Stated exercise ▸ Convert the entries into a JSON list of strings, one per line, beginning with the first line and running through the line containing "radio-button[interactable] — [255, 500, 264, 510]". Include only those lines, and leave out any blank ones.

Supplied records ▸
━━━━

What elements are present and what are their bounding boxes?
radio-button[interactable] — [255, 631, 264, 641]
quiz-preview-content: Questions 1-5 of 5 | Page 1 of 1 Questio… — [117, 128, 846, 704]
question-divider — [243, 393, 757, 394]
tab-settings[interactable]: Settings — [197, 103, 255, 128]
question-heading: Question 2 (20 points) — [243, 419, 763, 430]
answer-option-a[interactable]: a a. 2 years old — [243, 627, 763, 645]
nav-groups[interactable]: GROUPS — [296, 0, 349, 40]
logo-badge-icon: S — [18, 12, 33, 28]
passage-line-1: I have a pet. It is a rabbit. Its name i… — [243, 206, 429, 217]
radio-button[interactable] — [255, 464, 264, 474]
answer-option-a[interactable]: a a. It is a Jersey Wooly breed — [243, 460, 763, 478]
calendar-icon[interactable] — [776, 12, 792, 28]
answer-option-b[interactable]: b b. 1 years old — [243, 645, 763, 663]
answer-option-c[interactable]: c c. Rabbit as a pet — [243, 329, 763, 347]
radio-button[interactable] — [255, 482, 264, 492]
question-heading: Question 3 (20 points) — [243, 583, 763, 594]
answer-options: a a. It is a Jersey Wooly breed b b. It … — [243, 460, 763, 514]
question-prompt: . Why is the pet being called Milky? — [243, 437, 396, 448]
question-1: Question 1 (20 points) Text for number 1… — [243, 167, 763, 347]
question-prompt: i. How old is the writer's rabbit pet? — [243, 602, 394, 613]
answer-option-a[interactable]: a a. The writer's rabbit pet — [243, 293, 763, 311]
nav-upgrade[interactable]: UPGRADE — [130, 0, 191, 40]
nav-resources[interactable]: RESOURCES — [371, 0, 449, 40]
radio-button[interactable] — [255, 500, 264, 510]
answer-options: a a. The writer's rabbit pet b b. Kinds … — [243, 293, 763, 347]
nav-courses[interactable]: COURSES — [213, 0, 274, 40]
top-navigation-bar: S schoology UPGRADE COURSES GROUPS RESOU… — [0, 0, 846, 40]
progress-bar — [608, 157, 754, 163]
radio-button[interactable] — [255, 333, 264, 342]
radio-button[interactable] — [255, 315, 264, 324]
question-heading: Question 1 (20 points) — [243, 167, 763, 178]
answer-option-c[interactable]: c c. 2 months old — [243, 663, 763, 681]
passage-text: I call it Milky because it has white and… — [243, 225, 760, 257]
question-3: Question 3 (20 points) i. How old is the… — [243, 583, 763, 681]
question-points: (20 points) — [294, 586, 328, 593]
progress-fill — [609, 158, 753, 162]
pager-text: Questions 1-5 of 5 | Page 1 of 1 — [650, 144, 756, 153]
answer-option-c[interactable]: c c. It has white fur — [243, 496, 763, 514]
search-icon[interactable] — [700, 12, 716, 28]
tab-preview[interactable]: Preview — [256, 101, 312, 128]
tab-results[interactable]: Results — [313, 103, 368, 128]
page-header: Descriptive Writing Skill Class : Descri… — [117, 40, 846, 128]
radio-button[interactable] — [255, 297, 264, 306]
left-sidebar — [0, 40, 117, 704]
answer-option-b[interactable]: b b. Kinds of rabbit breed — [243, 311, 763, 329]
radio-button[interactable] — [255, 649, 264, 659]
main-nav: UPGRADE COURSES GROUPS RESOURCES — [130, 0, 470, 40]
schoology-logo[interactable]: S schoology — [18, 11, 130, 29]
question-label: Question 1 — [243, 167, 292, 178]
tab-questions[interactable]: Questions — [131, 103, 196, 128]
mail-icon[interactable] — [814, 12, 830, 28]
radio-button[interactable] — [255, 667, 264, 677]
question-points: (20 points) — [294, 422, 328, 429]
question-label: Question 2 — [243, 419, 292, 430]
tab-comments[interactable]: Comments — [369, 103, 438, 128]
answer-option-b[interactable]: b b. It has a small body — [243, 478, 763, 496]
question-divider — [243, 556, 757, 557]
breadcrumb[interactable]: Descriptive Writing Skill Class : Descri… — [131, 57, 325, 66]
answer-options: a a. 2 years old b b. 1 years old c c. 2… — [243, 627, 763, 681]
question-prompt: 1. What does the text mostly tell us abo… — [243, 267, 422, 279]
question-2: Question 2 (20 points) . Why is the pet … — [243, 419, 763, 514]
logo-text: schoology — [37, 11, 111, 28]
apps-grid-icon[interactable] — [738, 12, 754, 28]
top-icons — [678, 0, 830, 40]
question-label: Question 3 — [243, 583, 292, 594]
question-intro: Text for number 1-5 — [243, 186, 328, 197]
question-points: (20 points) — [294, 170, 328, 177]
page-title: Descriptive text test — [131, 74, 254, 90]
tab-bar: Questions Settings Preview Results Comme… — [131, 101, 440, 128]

━━━━

Finished exercise ▸
[
  "What elements are present and what are their bounding boxes?",
  "radio-button[interactable] — [255, 631, 264, 641]",
  "quiz-preview-content: Questions 1-5 of 5 | Page 1 of 1 Questio… — [117, 128, 846, 704]",
  "question-divider — [243, 393, 757, 394]",
  "tab-settings[interactable]: Settings — [197, 103, 255, 128]",
  "question-heading: Question 2 (20 points) — [243, 419, 763, 430]",
  "answer-option-a[interactable]: a a. 2 years old — [243, 627, 763, 645]",
  "nav-groups[interactable]: GROUPS — [296, 0, 349, 40]",
  "logo-badge-icon: S — [18, 12, 33, 28]",
  "passage-line-1: I have a pet. It is a rabbit. Its name i… — [243, 206, 429, 217]",
  "radio-button[interactable] — [255, 464, 264, 474]",
  "answer-option-a[interactable]: a a. It is a Jersey Wooly breed — [243, 460, 763, 478]",
  "calendar-icon[interactable] — [776, 12, 792, 28]",
  "answer-option-b[interactable]: b b. 1 years old — [243, 645, 763, 663]",
  "answer-option-c[interactable]: c c. Rabbit as a pet — [243, 329, 763, 347]",
  "radio-button[interactable] — [255, 482, 264, 492]",
  "question-heading: Question 3 (20 points) — [243, 583, 763, 594]",
  "answer-options: a a. It is a Jersey Wooly breed b b. It … — [243, 460, 763, 514]",
  "question-prompt: . Why is the pet being called Milky? — [243, 437, 396, 448]",
  "question-1: Question 1 (20 points) Text for number 1… — [243, 167, 763, 347]",
  "question-prompt: i. How old is the writer's rabbit pet? — [243, 602, 394, 613]",
  "answer-option-a[interactable]: a a. The writer's rabbit pet — [243, 293, 763, 311]",
  "nav-upgrade[interactable]: UPGRADE — [130, 0, 191, 40]",
  "nav-resources[interactable]: RESOURCES — [371, 0, 449, 40]",
  "radio-button[interactable] — [255, 500, 264, 510]"
]